▶ _EXERCISE_
Check each line below for the word "management", and copy those that have it.

▶ _RECORDS SUPPLIED_
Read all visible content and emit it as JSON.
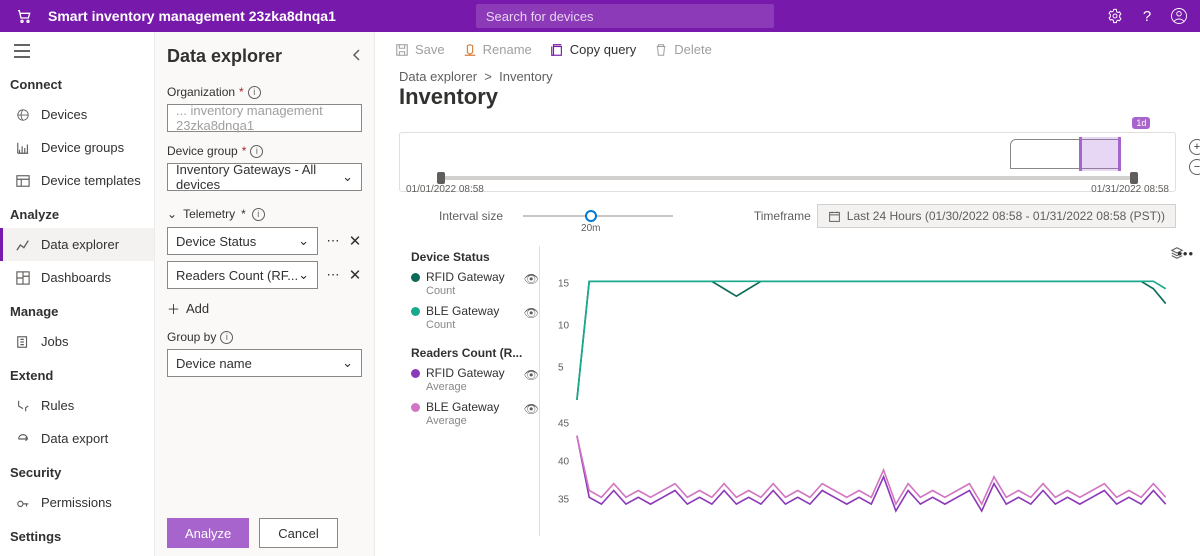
{
  "topbar": {
    "title": "Smart inventory management 23zka8dnqa1",
    "search_placeholder": "Search for devices"
  },
  "leftnav": {
    "sections": {
      "connect": "Connect",
      "analyze": "Analyze",
      "manage": "Manage",
      "extend": "Extend",
      "security": "Security",
      "settings": "Settings"
    },
    "items": {
      "devices": "Devices",
      "device_groups": "Device groups",
      "device_templates": "Device templates",
      "data_explorer": "Data explorer",
      "dashboards": "Dashboards",
      "jobs": "Jobs",
      "rules": "Rules",
      "data_export": "Data export",
      "permissions": "Permissions"
    }
  },
  "explorer": {
    "title": "Data explorer",
    "org_label": "Organization",
    "org_value": "... inventory management 23zka8dnqa1",
    "dg_label": "Device group",
    "dg_value": "Inventory Gateways - All devices",
    "tel_label": "Telemetry",
    "tel1": "Device Status",
    "tel2": "Readers Count (RF...",
    "add": "Add",
    "groupby_label": "Group by",
    "groupby_value": "Device name",
    "analyze": "Analyze",
    "cancel": "Cancel"
  },
  "toolbar": {
    "save": "Save",
    "rename": "Rename",
    "copy": "Copy query",
    "delete": "Delete"
  },
  "breadcrumb": {
    "root": "Data explorer",
    "leaf": "Inventory"
  },
  "page_title": "Inventory",
  "overview": {
    "start": "01/01/2022 08:58",
    "end": "01/31/2022 08:58",
    "badge": "1d"
  },
  "controls": {
    "interval_label": "Interval size",
    "interval_value": "20m",
    "timeframe_label": "Timeframe",
    "timeframe_value": "Last 24 Hours (01/30/2022 08:58 - 01/31/2022 08:58 (PST))"
  },
  "legend": {
    "g1": "Device Status",
    "g1a_name": "RFID Gateway",
    "g1a_sub": "Count",
    "g1a_color": "#0b6a58",
    "g1b_name": "BLE Gateway",
    "g1b_sub": "Count",
    "g1b_color": "#17a98c",
    "g2": "Readers Count (R...",
    "g2a_name": "RFID Gateway",
    "g2a_sub": "Average",
    "g2a_color": "#8d3ab9",
    "g2b_name": "BLE Gateway",
    "g2b_sub": "Average",
    "g2b_color": "#d176c2"
  },
  "chart_data": {
    "type": "line",
    "panels": [
      {
        "title": "Device Status",
        "ylabel": "Count",
        "ylim": [
          0,
          18
        ],
        "yticks": [
          5,
          10,
          15
        ],
        "x_range": [
          "01/30/2022 08:58",
          "01/31/2022 08:58"
        ],
        "series": [
          {
            "name": "RFID Gateway",
            "color": "#0b6a58",
            "values": [
              0,
              16,
              16,
              16,
              16,
              16,
              16,
              16,
              16,
              16,
              16,
              16,
              15,
              14,
              15,
              16,
              16,
              16,
              16,
              16,
              16,
              16,
              16,
              16,
              16,
              16,
              16,
              16,
              16,
              16,
              16,
              16,
              16,
              16,
              16,
              16,
              16,
              16,
              16,
              16,
              16,
              16,
              16,
              16,
              16,
              16,
              16,
              15,
              13
            ]
          },
          {
            "name": "BLE Gateway",
            "color": "#17a98c",
            "values": [
              0,
              16,
              16,
              16,
              16,
              16,
              16,
              16,
              16,
              16,
              16,
              16,
              16,
              16,
              16,
              16,
              16,
              16,
              16,
              16,
              16,
              16,
              16,
              16,
              16,
              16,
              16,
              16,
              16,
              16,
              16,
              16,
              16,
              16,
              16,
              16,
              16,
              16,
              16,
              16,
              16,
              16,
              16,
              16,
              16,
              16,
              16,
              16,
              15
            ]
          }
        ]
      },
      {
        "title": "Readers Count (R...)",
        "ylabel": "Average",
        "ylim": [
          30,
          48
        ],
        "yticks": [
          35,
          40,
          45
        ],
        "x_range": [
          "01/30/2022 08:58",
          "01/31/2022 08:58"
        ],
        "series": [
          {
            "name": "RFID Gateway",
            "color": "#8d3ab9",
            "values": [
              45,
              36,
              35,
              37,
              35,
              36,
              35,
              36,
              37,
              35,
              36,
              35,
              37,
              35,
              36,
              35,
              37,
              35,
              36,
              35,
              37,
              36,
              35,
              36,
              35,
              39,
              34,
              37,
              35,
              36,
              35,
              36,
              37,
              34,
              38,
              35,
              36,
              35,
              37,
              35,
              36,
              35,
              36,
              37,
              35,
              36,
              35,
              37,
              35
            ]
          },
          {
            "name": "BLE Gateway",
            "color": "#d176c2",
            "values": [
              45,
              37,
              36,
              38,
              36,
              37,
              36,
              37,
              38,
              36,
              37,
              36,
              38,
              36,
              37,
              36,
              38,
              36,
              37,
              36,
              38,
              37,
              36,
              37,
              36,
              40,
              35,
              38,
              36,
              37,
              36,
              37,
              38,
              35,
              39,
              36,
              37,
              36,
              38,
              36,
              37,
              36,
              37,
              38,
              36,
              37,
              36,
              38,
              36
            ]
          }
        ]
      }
    ]
  }
}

▶ _OUTPUT FOR THIS EXERCISE_
    "title": "Smart inventory management 23zka8dnqa1",
    "org_value": "... inventory management 23zka8dnqa1",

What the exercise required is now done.